#### Gestellte Aufgabe 1:
Stimmen die folgenden Aussagen mit dem Text über das Karpfenangeln überein? Beantworte jede mit Ja oder Nein und zitiere wörtlich die Stelle, die den Ausschlag gibt.
(a) Für Frolic werden Haken der Größe 6 empfohlen.
(b) Entscheidend für den Erfolg ist vor allem eine große Futtermenge.
(c) Die guten Futterplätze liegen meist weit draußen in der Mitte des Sees.
#### Gestellte Aufgabe 2:
Führe den Text über das Karpfenangeln nach seinem letzten Satz weiter.

Was gefragt ist, sind Hartmais, den es spottbillig im Landhandel gibt, Frolic und wer unbedingt etwas Geld ausgeben will, der besorgt sich Pellets, so etwa mit einem Durchmesser von 15 mm. Das erklärt nun auch, warum ich zu so kleinen Haken rate. Für die Pellets die 8er, für Frolic die 6er und für zwei bis drei Maiskörner die 10er Eisen.

Das sichert auch, dass neben den vereinüblichen Satzkarpfen auch Schleien, Brassen und größere Weißfisch hängen bleiben. Denn darauf kommt es an. Die ersten Festbleiversuche sollen ja von Fängen und nicht von Mißerfolgen begleitet werden!

Gefischt wird dann natürlich der Köder, mit dem man auch füttert. Ein paar Tage mit ein, zwei Händen voll dieser Köder schadet nicht, aber auch wer dazu keine Gelegenheit hat, kann mit einer geringen Menge an Futtergaben einen guten Tag haben. Wichtig ist nicht die Futtermenge, sondern der Platz an dem gefüttert wird. Das sind die Plätze, wo man die Karpfen eh schon weiß, wo man sie springen sieht, oder wo sie gründeln, sprich fressen. Das erkennt man an der besonderen Trübung des Wassers und an den dabei aufsteigenden Gasblasen, die sie dabei vom Grund lösen. Diese Plätze liegen dann auch noch sehr oft quasi direkt vor den eigenen Füßen, man muss sich also auch keinen Arm auskugeln und weit mitten in den See werfen.

#### Gespeicherte Daten:
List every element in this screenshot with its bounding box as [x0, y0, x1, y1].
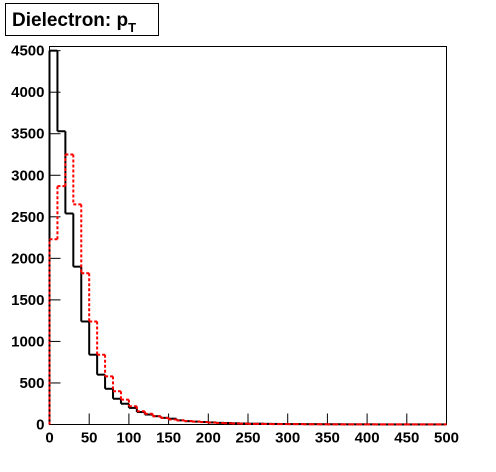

#### Schriftliche Antwort 1:
(a) Ja: „für Frolic die 6er“
(b) Nein: „Wichtig ist nicht die Futtermenge, sondern der Platz an dem gefüttert wird.“
(c) Nein: „Diese Plätze liegen dann auch noch sehr oft quasi direkt vor den eigenen Füßen“

#### Schriftliche Antwort 2:
Die Experten werden nun sicher milde lächeln, oder zum Spott und wichtigen Aussagen ausholen wollen, aber für sie ist diese kurze Anleitung auch gar nicht geschrieben. Aber ich bin mir sicher, der neugierige Einsteiger findet hier ganz brauchbare Tipps, um in die Materie hineinschnuppern zu können, ohne das er sich finanziell ruiniert! Nachlegen, schwerere Kaliber auffahren und in die Alchemie der Köderherstellung einsteigen kann er dann immer noch, ohne das es viel kostet. Beim Autofahren fängt ja auch keiner mit einem 911er Porsche an, außer das Ding wird von der Oma gesponsert und die will ihn auch noch aus dem Weg haben.


----------



## waldschratnrw (23. Januar 2010)

*AW: Ein Werk von "unserem" @Andal*

Endlich mal ein Beitrag der mit dem tackle Wahnsinn Schluss macht. Es MUSS nicht immer DIE geflochtene sein.

B R A V O !


|laola:


----------



## Sensitivfischer (23. Januar 2010)

*AW: Ein Werk von "unserem" @Andal*

Gut geschrieben, genau wie die Grundangelfiebel. 
Andal du hast das Zeug zum Buchautor, denn du hast Ahnung und schreiben kannst du auch!#r


----------



## Andal (23. Januar 2010)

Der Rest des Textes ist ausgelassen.